- **Your instructions**
Sort through the data and copy the lines holding the word "Output".

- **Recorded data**
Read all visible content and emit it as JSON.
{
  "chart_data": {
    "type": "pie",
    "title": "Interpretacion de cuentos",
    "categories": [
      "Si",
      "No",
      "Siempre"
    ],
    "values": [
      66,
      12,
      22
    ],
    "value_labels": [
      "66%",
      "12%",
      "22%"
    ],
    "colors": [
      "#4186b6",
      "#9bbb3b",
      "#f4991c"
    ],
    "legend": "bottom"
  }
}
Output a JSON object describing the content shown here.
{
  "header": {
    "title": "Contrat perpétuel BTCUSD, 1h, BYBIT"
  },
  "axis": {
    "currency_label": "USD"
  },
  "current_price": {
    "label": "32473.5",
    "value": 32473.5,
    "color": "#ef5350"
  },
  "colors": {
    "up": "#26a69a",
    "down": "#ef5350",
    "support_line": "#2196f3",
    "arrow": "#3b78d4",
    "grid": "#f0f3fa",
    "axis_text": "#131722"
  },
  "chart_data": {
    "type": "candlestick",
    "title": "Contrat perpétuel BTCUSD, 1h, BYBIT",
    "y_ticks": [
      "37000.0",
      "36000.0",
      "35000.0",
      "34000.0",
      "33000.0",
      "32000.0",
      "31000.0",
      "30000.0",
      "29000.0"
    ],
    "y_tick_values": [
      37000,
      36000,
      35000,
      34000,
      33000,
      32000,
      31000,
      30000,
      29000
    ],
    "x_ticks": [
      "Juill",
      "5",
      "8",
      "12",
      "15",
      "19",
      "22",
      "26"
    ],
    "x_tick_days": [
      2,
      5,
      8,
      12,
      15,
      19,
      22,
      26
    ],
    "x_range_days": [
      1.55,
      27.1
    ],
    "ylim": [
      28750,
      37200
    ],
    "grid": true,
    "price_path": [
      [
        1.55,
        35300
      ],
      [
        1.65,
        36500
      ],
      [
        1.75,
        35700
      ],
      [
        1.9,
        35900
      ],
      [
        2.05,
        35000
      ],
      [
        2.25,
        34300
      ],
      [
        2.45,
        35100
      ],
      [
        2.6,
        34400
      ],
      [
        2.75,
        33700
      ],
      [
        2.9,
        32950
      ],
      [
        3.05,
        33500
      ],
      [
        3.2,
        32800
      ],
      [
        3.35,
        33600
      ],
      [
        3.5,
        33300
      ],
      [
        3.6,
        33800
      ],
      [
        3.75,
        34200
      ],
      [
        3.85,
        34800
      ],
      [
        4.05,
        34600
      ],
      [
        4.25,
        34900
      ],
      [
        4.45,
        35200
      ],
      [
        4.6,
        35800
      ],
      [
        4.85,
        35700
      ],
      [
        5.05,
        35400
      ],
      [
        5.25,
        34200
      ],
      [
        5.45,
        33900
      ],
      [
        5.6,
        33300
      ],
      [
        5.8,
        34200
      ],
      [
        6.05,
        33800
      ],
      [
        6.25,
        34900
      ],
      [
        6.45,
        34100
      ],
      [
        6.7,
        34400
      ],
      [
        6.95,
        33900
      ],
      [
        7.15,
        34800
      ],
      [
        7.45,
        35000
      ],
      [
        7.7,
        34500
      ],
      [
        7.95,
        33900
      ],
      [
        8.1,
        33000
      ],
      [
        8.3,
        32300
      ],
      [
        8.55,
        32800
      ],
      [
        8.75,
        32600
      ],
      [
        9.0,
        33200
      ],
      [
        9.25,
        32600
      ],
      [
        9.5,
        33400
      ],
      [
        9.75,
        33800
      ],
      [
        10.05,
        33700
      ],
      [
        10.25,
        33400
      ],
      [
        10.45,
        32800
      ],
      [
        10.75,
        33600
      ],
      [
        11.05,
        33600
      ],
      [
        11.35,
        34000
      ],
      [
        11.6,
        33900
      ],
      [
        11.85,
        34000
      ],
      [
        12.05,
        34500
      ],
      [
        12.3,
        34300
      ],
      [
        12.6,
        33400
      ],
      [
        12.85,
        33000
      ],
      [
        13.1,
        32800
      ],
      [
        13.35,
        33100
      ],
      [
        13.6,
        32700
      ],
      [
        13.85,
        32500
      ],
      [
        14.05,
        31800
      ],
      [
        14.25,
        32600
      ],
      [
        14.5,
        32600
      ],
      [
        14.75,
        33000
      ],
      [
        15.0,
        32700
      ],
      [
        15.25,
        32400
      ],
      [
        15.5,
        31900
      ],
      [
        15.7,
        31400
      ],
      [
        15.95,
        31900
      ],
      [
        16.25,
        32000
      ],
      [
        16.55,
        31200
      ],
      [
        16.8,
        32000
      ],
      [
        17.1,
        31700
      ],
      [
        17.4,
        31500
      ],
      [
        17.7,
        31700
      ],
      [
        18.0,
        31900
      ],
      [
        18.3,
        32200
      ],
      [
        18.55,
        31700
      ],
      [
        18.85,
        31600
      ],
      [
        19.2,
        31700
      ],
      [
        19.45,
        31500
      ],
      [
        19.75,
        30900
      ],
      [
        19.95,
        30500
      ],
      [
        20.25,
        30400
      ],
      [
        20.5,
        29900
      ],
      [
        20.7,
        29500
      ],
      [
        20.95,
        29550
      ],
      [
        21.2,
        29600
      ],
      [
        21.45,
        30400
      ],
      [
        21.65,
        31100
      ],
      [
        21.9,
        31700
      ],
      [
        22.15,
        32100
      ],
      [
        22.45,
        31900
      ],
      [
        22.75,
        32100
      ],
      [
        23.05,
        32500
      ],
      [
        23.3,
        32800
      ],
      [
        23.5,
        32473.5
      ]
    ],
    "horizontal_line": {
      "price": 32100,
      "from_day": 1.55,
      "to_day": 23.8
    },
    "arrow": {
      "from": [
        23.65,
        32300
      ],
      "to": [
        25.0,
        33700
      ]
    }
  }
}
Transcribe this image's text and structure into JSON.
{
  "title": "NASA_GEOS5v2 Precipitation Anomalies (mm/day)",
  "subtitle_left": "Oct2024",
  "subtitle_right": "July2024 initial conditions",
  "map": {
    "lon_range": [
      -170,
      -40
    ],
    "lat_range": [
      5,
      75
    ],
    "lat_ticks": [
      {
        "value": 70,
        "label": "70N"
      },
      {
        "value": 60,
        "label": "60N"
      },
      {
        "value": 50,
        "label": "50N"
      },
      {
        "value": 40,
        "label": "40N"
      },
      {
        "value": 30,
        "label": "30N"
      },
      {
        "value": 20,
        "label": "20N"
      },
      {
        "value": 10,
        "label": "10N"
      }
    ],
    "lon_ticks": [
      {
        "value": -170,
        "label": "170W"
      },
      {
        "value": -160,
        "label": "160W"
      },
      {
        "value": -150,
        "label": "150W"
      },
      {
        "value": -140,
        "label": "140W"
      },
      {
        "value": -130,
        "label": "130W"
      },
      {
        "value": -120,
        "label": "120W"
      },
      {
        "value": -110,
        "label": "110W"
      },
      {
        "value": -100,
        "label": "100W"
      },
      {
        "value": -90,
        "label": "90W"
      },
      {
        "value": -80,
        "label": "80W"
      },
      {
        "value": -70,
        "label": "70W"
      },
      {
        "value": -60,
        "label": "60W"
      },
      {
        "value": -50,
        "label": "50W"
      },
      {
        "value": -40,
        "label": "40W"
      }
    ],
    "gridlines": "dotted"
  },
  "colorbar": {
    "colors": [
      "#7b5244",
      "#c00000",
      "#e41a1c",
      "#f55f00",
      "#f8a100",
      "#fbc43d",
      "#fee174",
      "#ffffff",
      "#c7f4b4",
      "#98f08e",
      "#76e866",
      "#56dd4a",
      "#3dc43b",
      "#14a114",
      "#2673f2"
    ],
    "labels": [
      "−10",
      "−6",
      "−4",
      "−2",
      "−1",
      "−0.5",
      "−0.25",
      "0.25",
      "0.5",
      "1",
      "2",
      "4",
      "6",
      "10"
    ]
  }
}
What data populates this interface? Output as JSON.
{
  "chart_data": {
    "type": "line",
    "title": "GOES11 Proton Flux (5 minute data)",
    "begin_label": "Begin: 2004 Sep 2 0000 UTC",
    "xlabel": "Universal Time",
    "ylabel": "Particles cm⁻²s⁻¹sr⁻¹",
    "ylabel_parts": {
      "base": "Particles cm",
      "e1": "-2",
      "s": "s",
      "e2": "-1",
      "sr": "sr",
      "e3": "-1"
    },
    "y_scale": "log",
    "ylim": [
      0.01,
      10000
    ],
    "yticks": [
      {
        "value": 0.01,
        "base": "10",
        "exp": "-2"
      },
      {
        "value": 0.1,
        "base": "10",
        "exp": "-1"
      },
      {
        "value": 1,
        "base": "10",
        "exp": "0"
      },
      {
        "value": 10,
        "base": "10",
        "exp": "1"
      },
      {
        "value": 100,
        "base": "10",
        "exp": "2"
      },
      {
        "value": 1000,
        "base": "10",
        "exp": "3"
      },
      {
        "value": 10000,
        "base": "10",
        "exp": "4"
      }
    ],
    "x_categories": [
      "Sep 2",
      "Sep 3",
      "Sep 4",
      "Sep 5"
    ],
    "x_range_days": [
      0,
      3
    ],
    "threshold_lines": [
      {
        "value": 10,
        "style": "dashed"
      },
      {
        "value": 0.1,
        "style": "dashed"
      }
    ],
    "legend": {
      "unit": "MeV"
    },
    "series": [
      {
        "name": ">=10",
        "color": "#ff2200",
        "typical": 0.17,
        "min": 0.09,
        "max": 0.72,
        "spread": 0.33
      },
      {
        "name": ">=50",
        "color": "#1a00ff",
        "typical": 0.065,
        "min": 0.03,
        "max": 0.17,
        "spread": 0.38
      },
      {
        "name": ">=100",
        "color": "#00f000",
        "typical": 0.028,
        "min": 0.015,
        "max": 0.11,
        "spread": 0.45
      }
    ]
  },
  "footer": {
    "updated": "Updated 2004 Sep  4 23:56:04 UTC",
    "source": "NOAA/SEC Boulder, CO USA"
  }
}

- **Written response**
Output a JSON object describing the content shown here.
What data populates this interface? Output as JSON.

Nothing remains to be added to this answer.